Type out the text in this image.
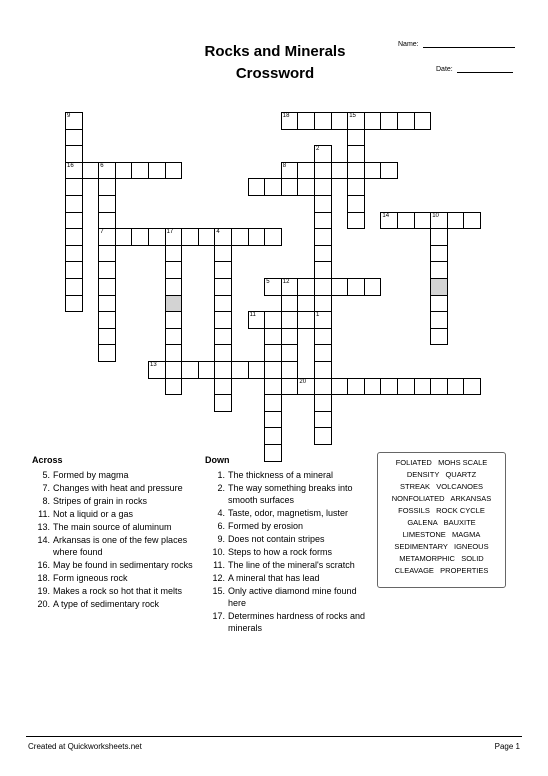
Rocks and Minerals
Crossword
Name:
Date:
9	18	15
16
2
6
7
8
14	10
17	4
5 12
11	1
13
20
Across	Down
5. Formed by magma
7. Changes with heat and pressure
8. Stripes of grain in rocks
11. Not a liquid or a gas
13. The main source of aluminum
14. Arkansas is one of the few places where found
16. May be found in sedimentary rocks
18. Form igneous rock
19. Makes a rock so hot that it melts
20. A type of sedimentary rock
1. The thickness of a mineral
2. The way something breaks into smooth surfaces
4. Taste, odor, magnetism, luster
6. Formed by erosion
9. Does not contain stripes
10. Steps to how a rock forms
11. The line of the mineral's scratch
12. A mineral that has lead
15. Only active diamond mine found here
17. Determines hardness of rocks and minerals
FOLIATED   MOHS SCALE
DENSITY   QUARTZ
STREAK   VOLCANOES
NONFOLIATED   ARKANSAS
FOSSILS   ROCK CYCLE
GALENA   BAUXITE
LIMESTONE   MAGMA
SEDIMENTARY   IGNEOUS
METAMORPHIC   SOLID
CLEAVAGE   PROPERTIES
Created at Quickworksheets.net	Page 1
---
Work required:
How many lines of the listing above include the word "Formed"? Reply with the number alone.

Answer for this exercise:
2